Set problem —
Write the data out again exactly, with no pictures.

Supplied material —

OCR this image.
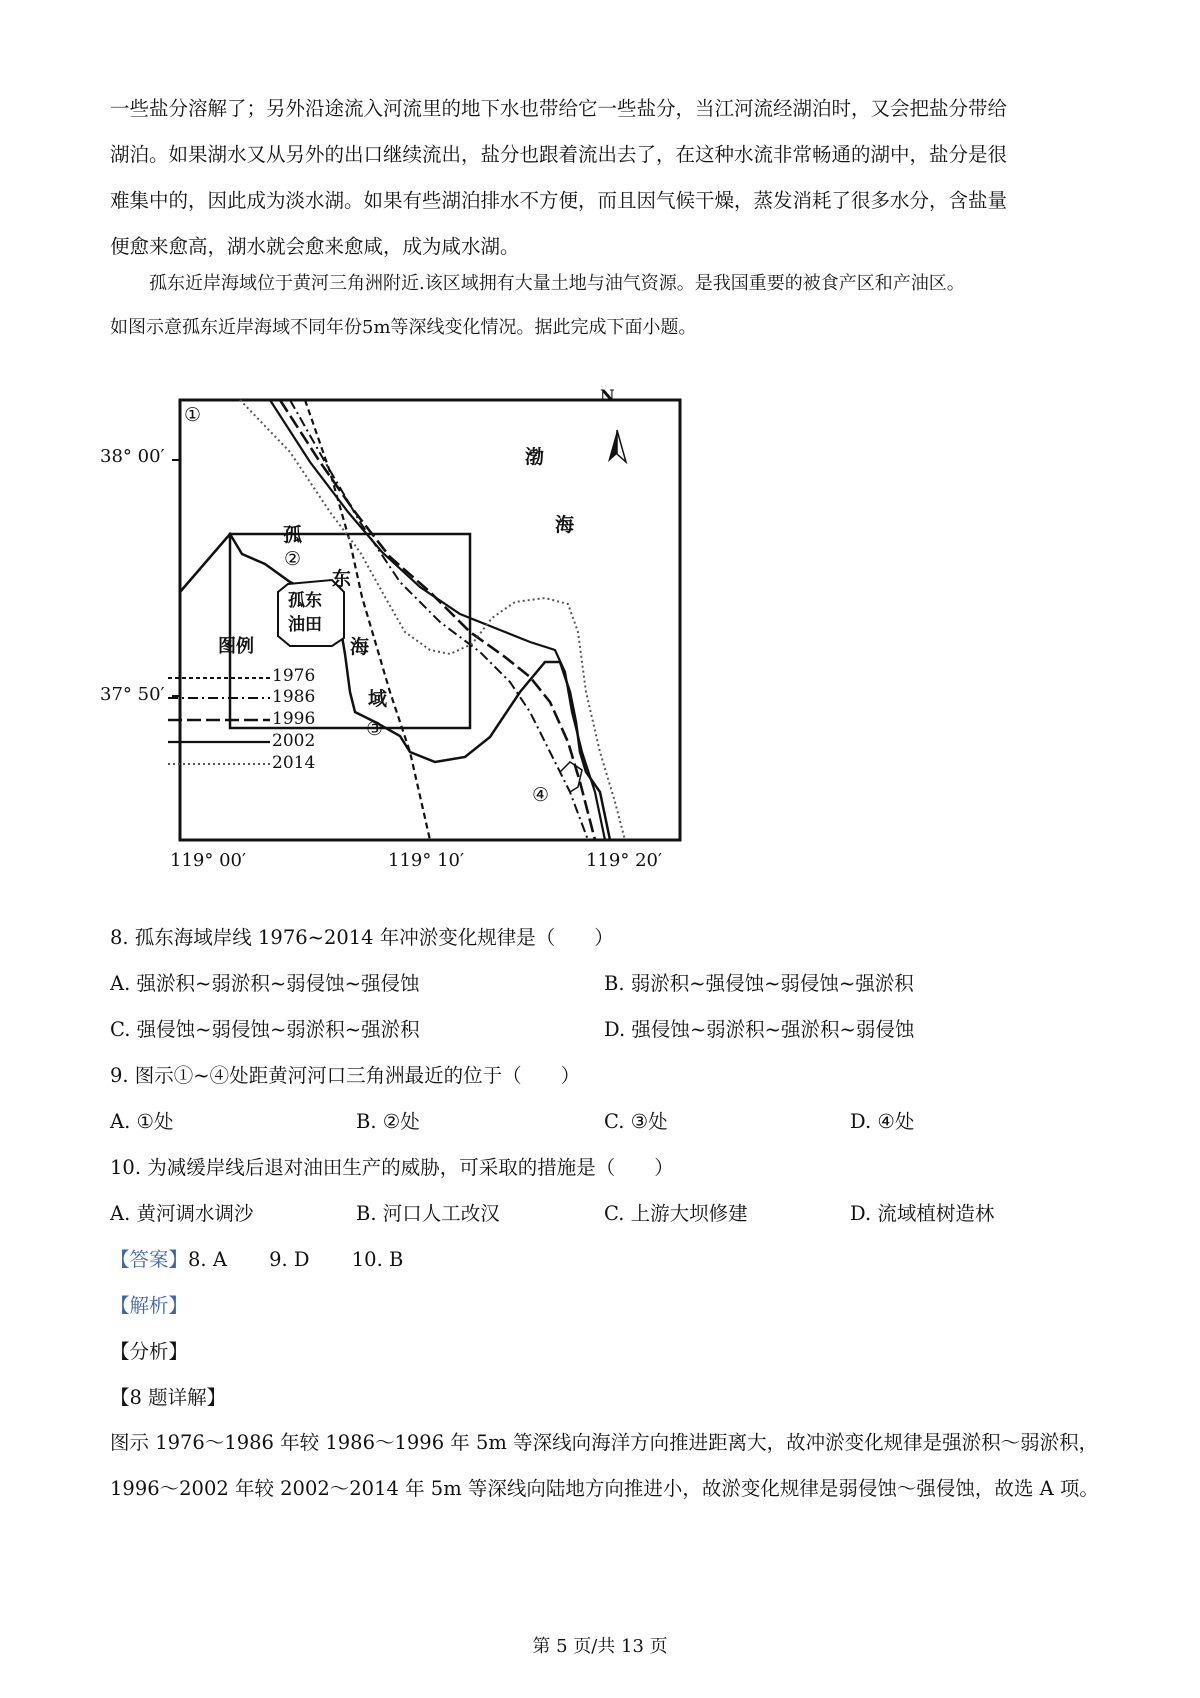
一些盐分溶解了；另外沿途流入河流里的地下水也带给它一些盐分，当江河流经湖泊时，又会把盐分带给

湖泊。如果湖水又从另外的出口继续流出，盐分也跟着流出去了，在这种水流非常畅通的湖中，盐分是很

难集中的，因此成为淡水湖。如果有些湖泊排水不方便，而且因气候干燥，蒸发消耗了很多水分，含盐量

便愈来愈高，湖水就会愈来愈咸，成为咸水湖。

孤东近岸海域位于黄河三角洲附近.该区域拥有大量土地与油气资源。是我国重要的被食产区和产油区。

如图示意孤东近岸海域不同年份5m等深线变化情况。据此完成下面小题。

N
渤
海
孤
东
海
域
孤东
油田
①
②
③
④
38° 00′
37° 50′
119° 00′	119° 10′	119° 20′
图例
1976
1986
1996
2002
2014
8. 孤东海域岸线 1976~2014 年冲淤变化规律是（　　）
A. 强淤积~弱淤积~弱侵蚀~强侵蚀	B. 弱淤积~强侵蚀~弱侵蚀~强淤积
C. 强侵蚀~弱侵蚀~弱淤积~强淤积	D. 强侵蚀~弱淤积~强淤积~弱侵蚀
9. 图示①~④处距黄河河口三角洲最近的位于（　　）
A. ①处	B. ②处	C. ③处	D. ④处
10. 为减缓岸线后退对油田生产的威胁，可采取的措施是（　　）
A. 黄河调水调沙	B. 河口人工改汉	C. 上游大坝修建	D. 流域植树造林
【答案】8. A 9. D 10. B
【解析】
【分析】
【8 题详解】

图示 1976～1986 年较 1986～1996 年 5m 等深线向海洋方向推进距离大，故冲淤变化规律是强淤积～弱淤积，

1996～2002 年较 2002～2014 年 5m 等深线向陆地方向推进小，故淤变化规律是弱侵蚀～强侵蚀，故选 A 项。

第 5 页/共 13 页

Solution to this exercise —
OCR this image.
一些盐分溶解了；另外沿途流入河流里的地下水也带给它一些盐分，当江河流经湖泊时，又会把盐分带给

湖泊。如果湖水又从另外的出口继续流出，盐分也跟着流出去了，在这种水流非常畅通的湖中，盐分是很

难集中的，因此成为淡水湖。如果有些湖泊排水不方便，而且因气候干燥，蒸发消耗了很多水分，含盐量

便愈来愈高，湖水就会愈来愈咸，成为咸水湖。

孤东近岸海域位于黄河三角洲附近.该区域拥有大量土地与油气资源。是我国重要的被食产区和产油区。

如图示意孤东近岸海域不同年份5m等深线变化情况。据此完成下面小题。

N
渤
海
孤
东
海
域
孤东
油田
①
②
③
④
38° 00′
37° 50′
119° 00′	119° 10′	119° 20′
图例
1976
1986
1996
2002
2014
8. 孤东海域岸线 1976~2014 年冲淤变化规律是（　　）
A. 强淤积~弱淤积~弱侵蚀~强侵蚀	B. 弱淤积~强侵蚀~弱侵蚀~强淤积
C. 强侵蚀~弱侵蚀~弱淤积~强淤积	D. 强侵蚀~弱淤积~强淤积~弱侵蚀
9. 图示①~④处距黄河河口三角洲最近的位于（　　）
A. ①处	B. ②处	C. ③处	D. ④处
10. 为减缓岸线后退对油田生产的威胁，可采取的措施是（　　）
A. 黄河调水调沙	B. 河口人工改汉	C. 上游大坝修建	D. 流域植树造林
【答案】8. A 9. D 10. B
【解析】
【分析】
【8 题详解】

图示 1976～1986 年较 1986～1996 年 5m 等深线向海洋方向推进距离大，故冲淤变化规律是强淤积～弱淤积，

1996～2002 年较 2002～2014 年 5m 等深线向陆地方向推进小，故淤变化规律是弱侵蚀～强侵蚀，故选 A 项。

第 5 页/共 13 页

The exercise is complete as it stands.